Stored data

>> Begin

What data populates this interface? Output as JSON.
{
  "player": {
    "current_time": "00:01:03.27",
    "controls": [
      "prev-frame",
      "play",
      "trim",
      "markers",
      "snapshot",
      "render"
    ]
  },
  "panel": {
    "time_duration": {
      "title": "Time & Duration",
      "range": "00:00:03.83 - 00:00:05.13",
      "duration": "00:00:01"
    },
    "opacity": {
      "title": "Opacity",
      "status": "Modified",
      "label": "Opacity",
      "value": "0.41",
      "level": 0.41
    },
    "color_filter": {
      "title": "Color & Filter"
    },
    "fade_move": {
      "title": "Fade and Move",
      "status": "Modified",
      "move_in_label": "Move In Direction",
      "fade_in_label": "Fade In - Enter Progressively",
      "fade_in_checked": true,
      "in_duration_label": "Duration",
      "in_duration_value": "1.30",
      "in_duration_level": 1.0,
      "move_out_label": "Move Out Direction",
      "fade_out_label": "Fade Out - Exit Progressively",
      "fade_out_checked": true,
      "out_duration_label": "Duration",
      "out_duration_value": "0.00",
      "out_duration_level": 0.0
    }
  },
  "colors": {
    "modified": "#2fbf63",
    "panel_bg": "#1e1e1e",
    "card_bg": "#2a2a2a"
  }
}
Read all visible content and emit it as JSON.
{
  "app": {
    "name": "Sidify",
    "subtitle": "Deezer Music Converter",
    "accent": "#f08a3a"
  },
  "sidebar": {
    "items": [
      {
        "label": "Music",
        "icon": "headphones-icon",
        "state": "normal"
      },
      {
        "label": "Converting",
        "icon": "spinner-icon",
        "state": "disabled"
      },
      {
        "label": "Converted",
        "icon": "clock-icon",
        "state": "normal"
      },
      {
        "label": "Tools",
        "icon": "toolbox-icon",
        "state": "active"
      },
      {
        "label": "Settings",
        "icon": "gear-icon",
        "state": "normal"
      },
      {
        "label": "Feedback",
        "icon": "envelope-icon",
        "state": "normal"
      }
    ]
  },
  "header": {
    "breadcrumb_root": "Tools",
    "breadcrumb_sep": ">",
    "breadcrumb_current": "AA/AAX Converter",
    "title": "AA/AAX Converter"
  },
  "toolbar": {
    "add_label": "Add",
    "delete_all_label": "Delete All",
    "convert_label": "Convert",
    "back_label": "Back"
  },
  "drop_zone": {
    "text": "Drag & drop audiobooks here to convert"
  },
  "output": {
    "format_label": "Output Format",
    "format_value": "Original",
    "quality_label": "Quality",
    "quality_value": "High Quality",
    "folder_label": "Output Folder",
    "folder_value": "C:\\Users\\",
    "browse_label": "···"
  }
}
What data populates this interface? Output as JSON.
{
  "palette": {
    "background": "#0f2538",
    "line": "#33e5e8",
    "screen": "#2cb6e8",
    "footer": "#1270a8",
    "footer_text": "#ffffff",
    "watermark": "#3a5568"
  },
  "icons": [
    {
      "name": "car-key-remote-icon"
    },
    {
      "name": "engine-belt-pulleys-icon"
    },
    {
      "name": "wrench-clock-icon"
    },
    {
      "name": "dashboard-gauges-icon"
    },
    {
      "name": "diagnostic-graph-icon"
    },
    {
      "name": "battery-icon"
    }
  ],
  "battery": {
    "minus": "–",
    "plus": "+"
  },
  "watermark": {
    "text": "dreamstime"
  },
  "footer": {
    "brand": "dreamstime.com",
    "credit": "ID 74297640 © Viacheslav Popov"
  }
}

>> End

Given task
Reproduce the entries above exactly.

Correct answer
What data populates this interface? Output as JSON.
{
  "player": {
    "current_time": "00:01:03.27",
    "controls": [
      "prev-frame",
      "play",
      "trim",
      "markers",
      "snapshot",
      "render"
    ]
  },
  "panel": {
    "time_duration": {
      "title": "Time & Duration",
      "range": "00:00:03.83 - 00:00:05.13",
      "duration": "00:00:01"
    },
    "opacity": {
      "title": "Opacity",
      "status": "Modified",
      "label": "Opacity",
      "value": "0.41",
      "level": 0.41
    },
    "color_filter": {
      "title": "Color & Filter"
    },
    "fade_move": {
      "title": "Fade and Move",
      "status": "Modified",
      "move_in_label": "Move In Direction",
      "fade_in_label": "Fade In - Enter Progressively",
      "fade_in_checked": true,
      "in_duration_label": "Duration",
      "in_duration_value": "1.30",
      "in_duration_level": 1.0,
      "move_out_label": "Move Out Direction",
      "fade_out_label": "Fade Out - Exit Progressively",
      "fade_out_checked": true,
      "out_duration_label": "Duration",
      "out_duration_value": "0.00",
      "out_duration_level": 0.0
    }
  },
  "colors": {
    "modified": "#2fbf63",
    "panel_bg": "#1e1e1e",
    "card_bg": "#2a2a2a"
  }
}
Read all visible content and emit it as JSON.
{
  "app": {
    "name": "Sidify",
    "subtitle": "Deezer Music Converter",
    "accent": "#f08a3a"
  },
  "sidebar": {
    "items": [
      {
        "label": "Music",
        "icon": "headphones-icon",
        "state": "normal"
      },
      {
        "label": "Converting",
        "icon": "spinner-icon",
        "state": "disabled"
      },
      {
        "label": "Converted",
        "icon": "clock-icon",
        "state": "normal"
      },
      {
        "label": "Tools",
        "icon": "toolbox-icon",
        "state": "active"
      },
      {
        "label": "Settings",
        "icon": "gear-icon",
        "state": "normal"
      },
      {
        "label": "Feedback",
        "icon": "envelope-icon",
        "state": "normal"
      }
    ]
  },
  "header": {
    "breadcrumb_root": "Tools",
    "breadcrumb_sep": ">",
    "breadcrumb_current": "AA/AAX Converter",
    "title": "AA/AAX Converter"
  },
  "toolbar": {
    "add_label": "Add",
    "delete_all_label": "Delete All",
    "convert_label": "Convert",
    "back_label": "Back"
  },
  "drop_zone": {
    "text": "Drag & drop audiobooks here to convert"
  },
  "output": {
    "format_label": "Output Format",
    "format_value": "Original",
    "quality_label": "Quality",
    "quality_value": "High Quality",
    "folder_label": "Output Folder",
    "folder_value": "C:\\Users\\",
    "browse_label": "···"
  }
}
What data populates this interface? Output as JSON.
{
  "palette": {
    "background": "#0f2538",
    "line": "#33e5e8",
    "screen": "#2cb6e8",
    "footer": "#1270a8",
    "footer_text": "#ffffff",
    "watermark": "#3a5568"
  },
  "icons": [
    {
      "name": "car-key-remote-icon"
    },
    {
      "name": "engine-belt-pulleys-icon"
    },
    {
      "name": "wrench-clock-icon"
    },
    {
      "name": "dashboard-gauges-icon"
    },
    {
      "name": "diagnostic-graph-icon"
    },
    {
      "name": "battery-icon"
    }
  ],
  "battery": {
    "minus": "–",
    "plus": "+"
  },
  "watermark": {
    "text": "dreamstime"
  },
  "footer": {
    "brand": "dreamstime.com",
    "credit": "ID 74297640 © Viacheslav Popov"
  }
}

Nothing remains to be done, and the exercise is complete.